### Task details
The records that follow are to be transcribed in full, without their images.

### Material provided
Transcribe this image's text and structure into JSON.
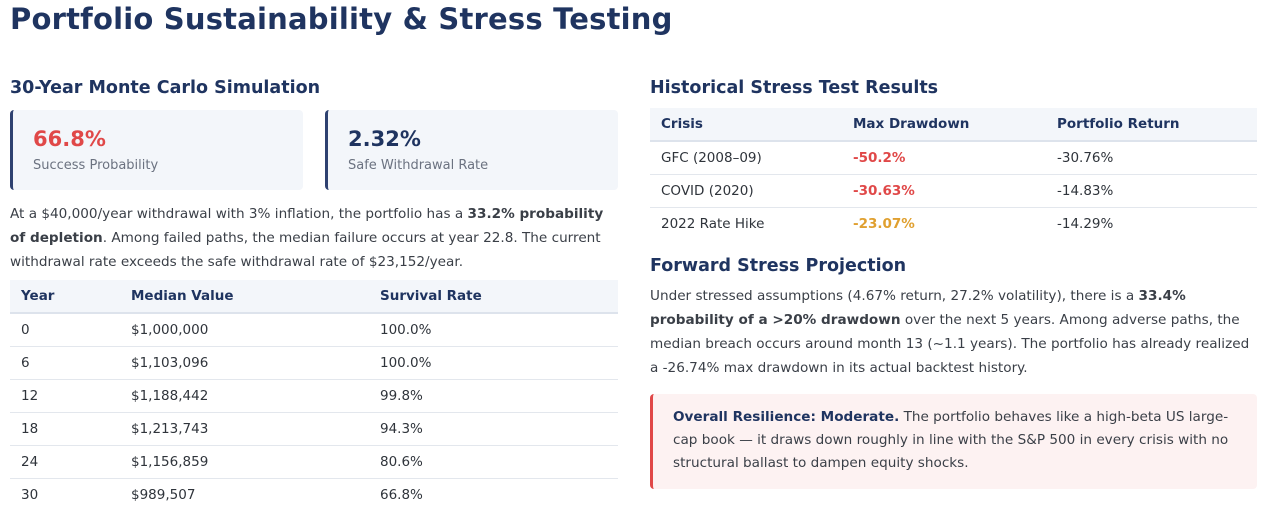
{
  "page_title": "Portfolio Sustainability & Stress Testing",
  "monte_carlo": {
    "heading": "30-Year Monte Carlo Simulation",
    "kpis": [
      {
        "value": "66.8%",
        "label": "Success Probability",
        "color": "#e04848"
      },
      {
        "value": "2.32%",
        "label": "Safe Withdrawal Rate",
        "color": "#1f3460"
      }
    ],
    "summary": {
      "p1": "At a $40,000/year withdrawal with 3% inflation, the portfolio has a ",
      "b1": "33.2% probability of depletion",
      "p2": ". Among failed paths, the median failure occurs at year 22.8. The current withdrawal rate exceeds the safe withdrawal rate of $23,152/year."
    },
    "table": {
      "headers": [
        "Year",
        "Median Value",
        "Survival Rate"
      ],
      "rows": [
        [
          "0",
          "$1,000,000",
          "100.0%"
        ],
        [
          "6",
          "$1,103,096",
          "100.0%"
        ],
        [
          "12",
          "$1,188,442",
          "99.8%"
        ],
        [
          "18",
          "$1,213,743",
          "94.3%"
        ],
        [
          "24",
          "$1,156,859",
          "80.6%"
        ],
        [
          "30",
          "$989,507",
          "66.8%"
        ]
      ]
    }
  },
  "historical": {
    "heading": "Historical Stress Test Results",
    "headers": [
      "Crisis",
      "Max Drawdown",
      "Portfolio Return"
    ],
    "rows": [
      {
        "crisis": "GFC (2008–09)",
        "drawdown": "-50.2%",
        "ret": "-30.76%",
        "severity": "red"
      },
      {
        "crisis": "COVID (2020)",
        "drawdown": "-30.63%",
        "ret": "-14.83%",
        "severity": "red"
      },
      {
        "crisis": "2022 Rate Hike",
        "drawdown": "-23.07%",
        "ret": "-14.29%",
        "severity": "orange"
      }
    ]
  },
  "forward": {
    "heading": "Forward Stress Projection",
    "p1": "Under stressed assumptions (4.67% return, 27.2% volatility), there is a ",
    "b1": "33.4% probability of a >20% drawdown",
    "p2": " over the next 5 years. Among adverse paths, the median breach occurs around month 13 (~1.1 years). The portfolio has already realized a -26.74% max drawdown in its actual backtest history."
  },
  "resilience": {
    "label": "Overall Resilience: Moderate.",
    "text": " The portfolio behaves like a high-beta US large-cap book — it draws down roughly in line with the S&P 500 in every crisis with no structural ballast to dampen equity shocks."
  }
}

### Completed task
Transcribe this image's text and structure into JSON.
{
  "page_title": "Portfolio Sustainability & Stress Testing",
  "monte_carlo": {
    "heading": "30-Year Monte Carlo Simulation",
    "kpis": [
      {
        "value": "66.8%",
        "label": "Success Probability",
        "color": "#e04848"
      },
      {
        "value": "2.32%",
        "label": "Safe Withdrawal Rate",
        "color": "#1f3460"
      }
    ],
    "summary": {
      "p1": "At a $40,000/year withdrawal with 3% inflation, the portfolio has a ",
      "b1": "33.2% probability of depletion",
      "p2": ". Among failed paths, the median failure occurs at year 22.8. The current withdrawal rate exceeds the safe withdrawal rate of $23,152/year."
    },
    "table": {
      "headers": [
        "Year",
        "Median Value",
        "Survival Rate"
      ],
      "rows": [
        [
          "0",
          "$1,000,000",
          "100.0%"
        ],
        [
          "6",
          "$1,103,096",
          "100.0%"
        ],
        [
          "12",
          "$1,188,442",
          "99.8%"
        ],
        [
          "18",
          "$1,213,743",
          "94.3%"
        ],
        [
          "24",
          "$1,156,859",
          "80.6%"
        ],
        [
          "30",
          "$989,507",
          "66.8%"
        ]
      ]
    }
  },
  "historical": {
    "heading": "Historical Stress Test Results",
    "headers": [
      "Crisis",
      "Max Drawdown",
      "Portfolio Return"
    ],
    "rows": [
      {
        "crisis": "GFC (2008–09)",
        "drawdown": "-50.2%",
        "ret": "-30.76%",
        "severity": "red"
      },
      {
        "crisis": "COVID (2020)",
        "drawdown": "-30.63%",
        "ret": "-14.83%",
        "severity": "red"
      },
      {
        "crisis": "2022 Rate Hike",
        "drawdown": "-23.07%",
        "ret": "-14.29%",
        "severity": "orange"
      }
    ]
  },
  "forward": {
    "heading": "Forward Stress Projection",
    "p1": "Under stressed assumptions (4.67% return, 27.2% volatility), there is a ",
    "b1": "33.4% probability of a >20% drawdown",
    "p2": " over the next 5 years. Among adverse paths, the median breach occurs around month 13 (~1.1 years). The portfolio has already realized a -26.74% max drawdown in its actual backtest history."
  },
  "resilience": {
    "label": "Overall Resilience: Moderate.",
    "text": " The portfolio behaves like a high-beta US large-cap book — it draws down roughly in line with the S&P 500 in every crisis with no structural ballast to dampen equity shocks."
  }
}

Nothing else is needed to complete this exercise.